- [PROBLEM STATEMENT]: Pull out every line below that holds the word "выбираю".
++++++++++
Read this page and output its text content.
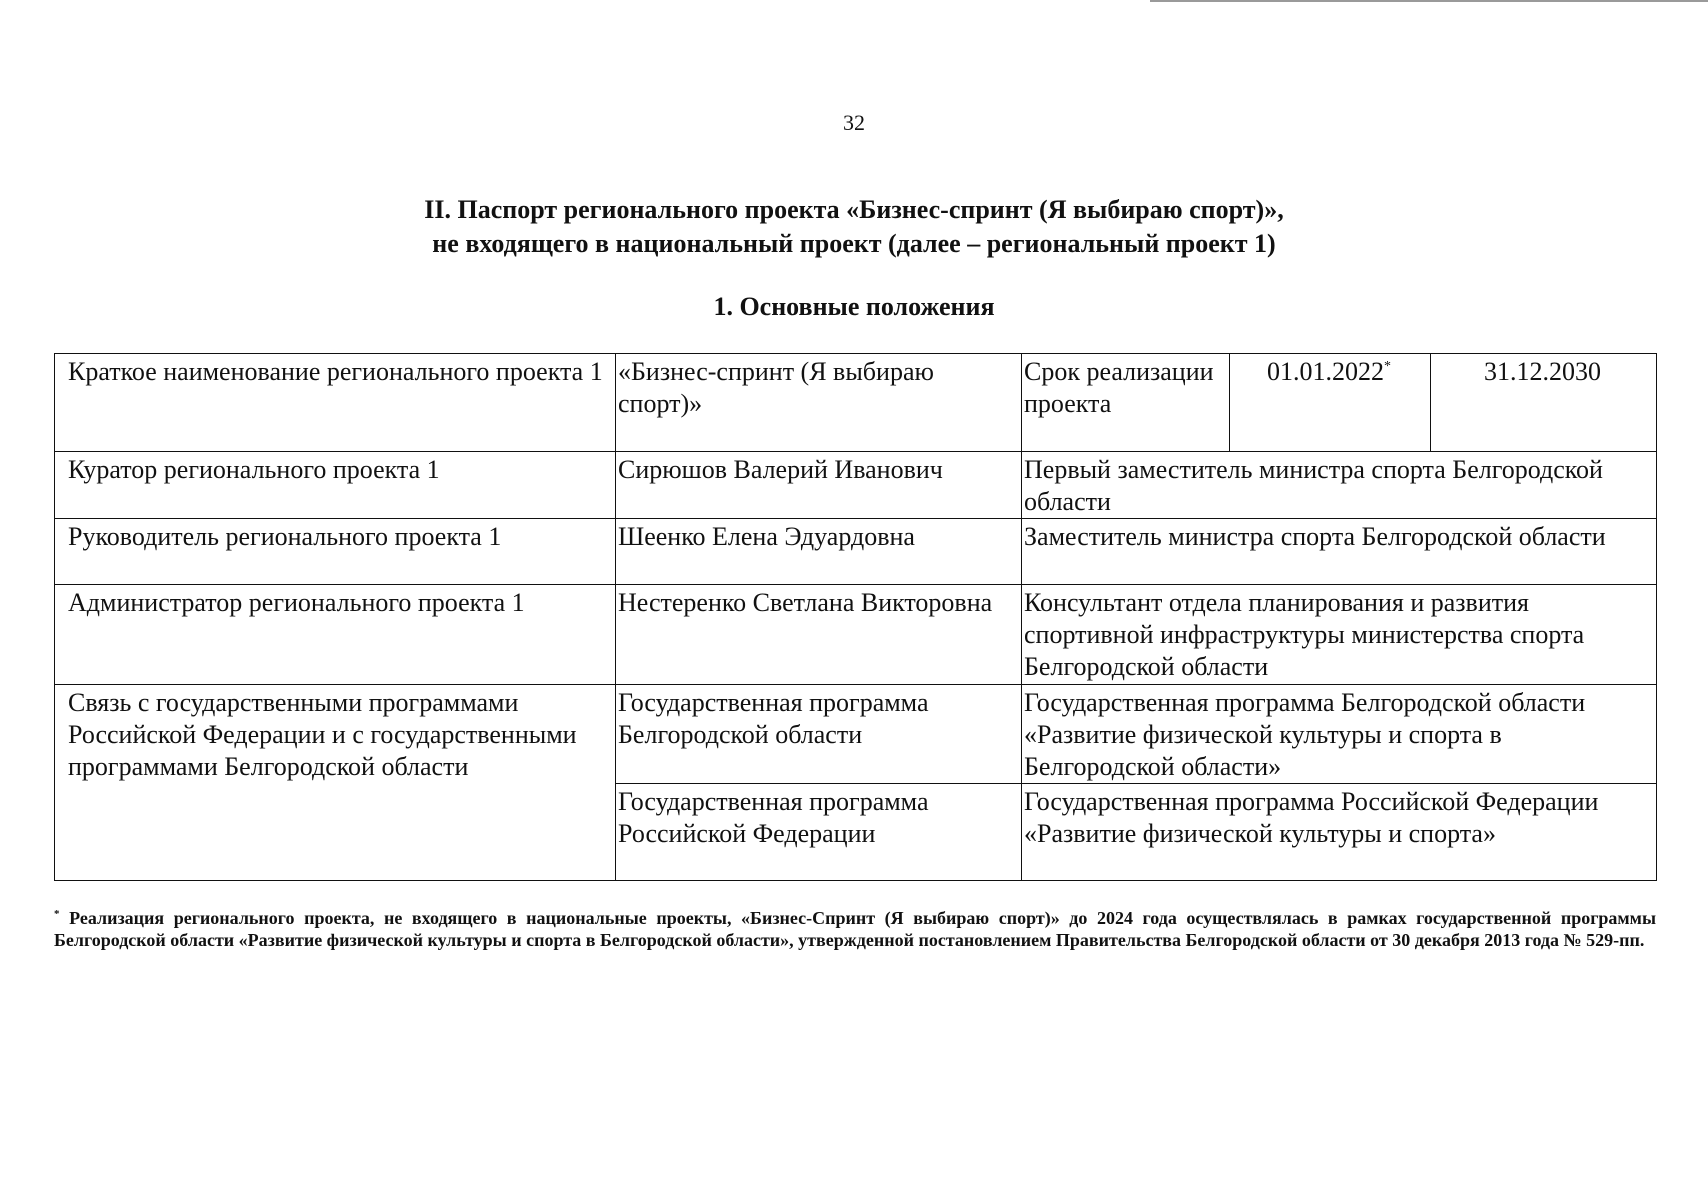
32
II. Паспорт регионального проекта «Бизнес-спринт (Я выбираю спорт)»,
не входящего в национальный проект (далее – региональный проект 1)
1. Основные положения
Краткое наименование регионального проекта 1	«Бизнес-спринт (Я выбираю спорт)»	Срок реализации проекта	01.01.2022*	31.12.2030
Куратор регионального проекта 1	Сирюшов Валерий Иванович	Первый заместитель министра спорта Белгородской области		
Руководитель регионального проекта 1	Шеенко Елена Эдуардовна	Заместитель министра спорта Белгородской области		
Администратор регионального проекта 1	Нестеренко Светлана Викторовна	Консультант отдела планирования и развития спортивной инфраструктуры министерства спорта Белгородской области		
Связь с государственными программами Российской Федерации и с государственными программами Белгородской области	Государственная программа Белгородской области	Государственная программа Белгородской области «Развитие физической культуры и спорта в Белгородской области»		
	Государственная программа Российской Федерации	Государственная программа Российской Федерации «Развитие физической культуры и спорта»		
* Реализация регионального проекта, не входящего в национальные проекты, «Бизнес-Спринт (Я выбираю спорт)» до 2024 года осуществлялась в рамках государственной программы Белгородской области «Развитие физической культуры и спорта в Белгородской области», утвержденной постановлением Правительства Белгородской области от 30 декабря 2013 года № 529-пп.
++++++++++
- [ANSWER TO THE EXERCISE]:
II. Паспорт регионального проекта «Бизнес-спринт (Я выбираю спорт)»,
Краткое наименование регионального проекта 1	«Бизнес-спринт (Я выбираю спорт)»	Срок реализации проекта	01.01.2022*	31.12.2030
* Реализация регионального проекта, не входящего в национальные проекты, «Бизнес-Спринт (Я выбираю спорт)» до 2024 года осуществлялась в рамках государственной программы Белгородской области «Развитие физической культуры и спорта в Белгородской области», утвержденной постановлением Правительства Белгородской области от 30 декабря 2013 года № 529-пп.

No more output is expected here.